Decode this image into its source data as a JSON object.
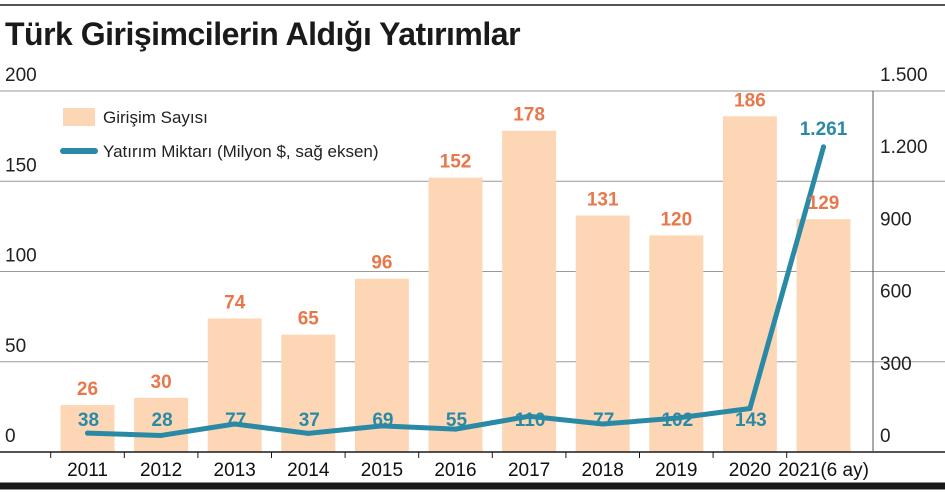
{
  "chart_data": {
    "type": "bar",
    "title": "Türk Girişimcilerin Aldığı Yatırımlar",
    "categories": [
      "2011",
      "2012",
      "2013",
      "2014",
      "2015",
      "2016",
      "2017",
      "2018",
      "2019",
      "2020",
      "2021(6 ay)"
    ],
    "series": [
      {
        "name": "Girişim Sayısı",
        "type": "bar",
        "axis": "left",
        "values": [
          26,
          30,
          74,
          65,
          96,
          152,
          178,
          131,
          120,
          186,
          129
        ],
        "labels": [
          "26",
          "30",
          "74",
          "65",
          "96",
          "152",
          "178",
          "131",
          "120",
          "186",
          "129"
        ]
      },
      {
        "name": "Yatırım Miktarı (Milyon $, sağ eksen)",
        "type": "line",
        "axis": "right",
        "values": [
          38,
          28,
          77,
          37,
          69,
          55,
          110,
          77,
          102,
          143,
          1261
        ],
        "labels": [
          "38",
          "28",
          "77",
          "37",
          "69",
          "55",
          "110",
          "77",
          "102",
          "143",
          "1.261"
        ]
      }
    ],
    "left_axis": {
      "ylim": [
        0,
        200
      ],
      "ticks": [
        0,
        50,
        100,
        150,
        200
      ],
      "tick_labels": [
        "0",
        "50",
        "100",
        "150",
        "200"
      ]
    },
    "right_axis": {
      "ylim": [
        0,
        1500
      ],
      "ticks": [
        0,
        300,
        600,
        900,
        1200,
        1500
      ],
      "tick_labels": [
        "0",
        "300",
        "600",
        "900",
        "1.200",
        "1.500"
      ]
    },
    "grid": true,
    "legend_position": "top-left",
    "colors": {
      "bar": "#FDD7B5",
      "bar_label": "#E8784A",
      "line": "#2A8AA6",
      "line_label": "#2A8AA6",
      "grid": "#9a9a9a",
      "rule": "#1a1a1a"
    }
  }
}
● ● ●
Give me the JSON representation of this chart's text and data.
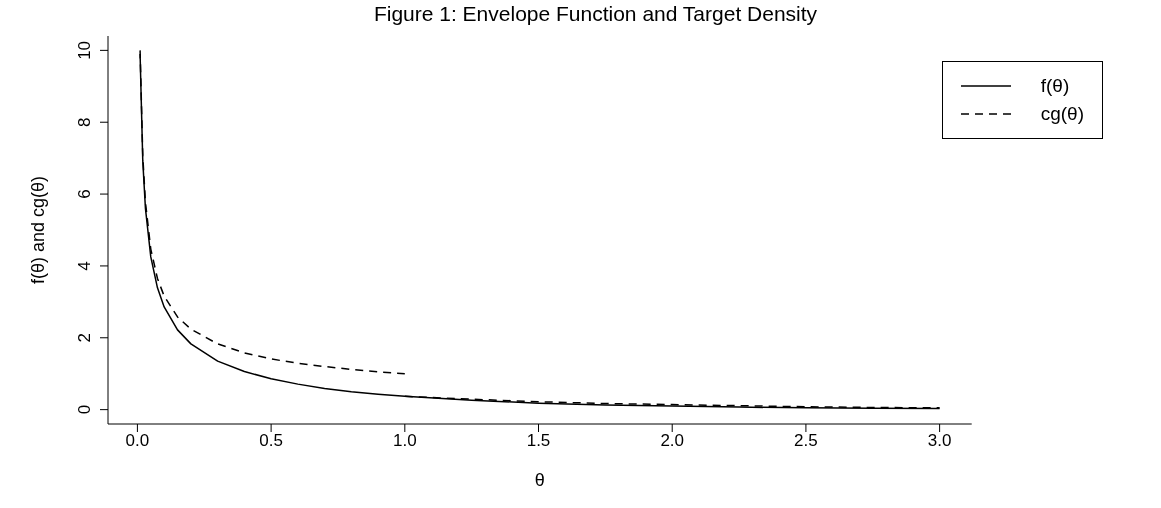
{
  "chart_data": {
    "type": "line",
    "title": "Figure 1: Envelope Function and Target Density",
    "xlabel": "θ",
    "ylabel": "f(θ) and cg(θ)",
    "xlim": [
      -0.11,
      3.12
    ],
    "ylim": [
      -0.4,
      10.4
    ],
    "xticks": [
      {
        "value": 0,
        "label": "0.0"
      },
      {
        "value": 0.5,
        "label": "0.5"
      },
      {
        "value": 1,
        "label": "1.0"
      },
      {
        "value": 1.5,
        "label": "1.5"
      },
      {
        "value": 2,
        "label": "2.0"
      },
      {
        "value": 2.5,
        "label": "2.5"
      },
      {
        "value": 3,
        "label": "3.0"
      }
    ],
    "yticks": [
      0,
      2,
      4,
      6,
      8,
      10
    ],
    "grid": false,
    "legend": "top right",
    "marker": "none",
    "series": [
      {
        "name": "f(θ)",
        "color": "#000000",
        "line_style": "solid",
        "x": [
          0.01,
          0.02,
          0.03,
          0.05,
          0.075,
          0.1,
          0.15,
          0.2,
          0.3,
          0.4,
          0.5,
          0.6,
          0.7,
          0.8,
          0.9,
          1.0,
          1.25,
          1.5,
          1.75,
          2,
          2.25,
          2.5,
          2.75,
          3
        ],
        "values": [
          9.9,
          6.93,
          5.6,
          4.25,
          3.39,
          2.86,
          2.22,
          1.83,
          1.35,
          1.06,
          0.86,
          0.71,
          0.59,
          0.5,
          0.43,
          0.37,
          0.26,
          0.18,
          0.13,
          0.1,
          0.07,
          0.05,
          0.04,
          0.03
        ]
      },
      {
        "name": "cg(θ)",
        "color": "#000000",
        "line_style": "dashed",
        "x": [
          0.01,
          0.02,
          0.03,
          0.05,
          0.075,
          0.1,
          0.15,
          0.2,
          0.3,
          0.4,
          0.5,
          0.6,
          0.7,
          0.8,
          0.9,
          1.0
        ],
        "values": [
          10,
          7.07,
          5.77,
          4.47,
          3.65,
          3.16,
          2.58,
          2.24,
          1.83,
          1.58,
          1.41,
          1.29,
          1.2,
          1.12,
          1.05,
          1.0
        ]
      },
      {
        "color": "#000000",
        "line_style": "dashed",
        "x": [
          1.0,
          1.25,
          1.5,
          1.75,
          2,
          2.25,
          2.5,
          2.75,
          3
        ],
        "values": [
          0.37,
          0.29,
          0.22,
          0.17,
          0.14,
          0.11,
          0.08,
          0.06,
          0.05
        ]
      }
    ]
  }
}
● ● ●
Among the lines of the material, find those that hold the word "JSON" and copy them.

Decode this image into its source data as a JSON object.
Give me the JSON representation of this chart's text and data.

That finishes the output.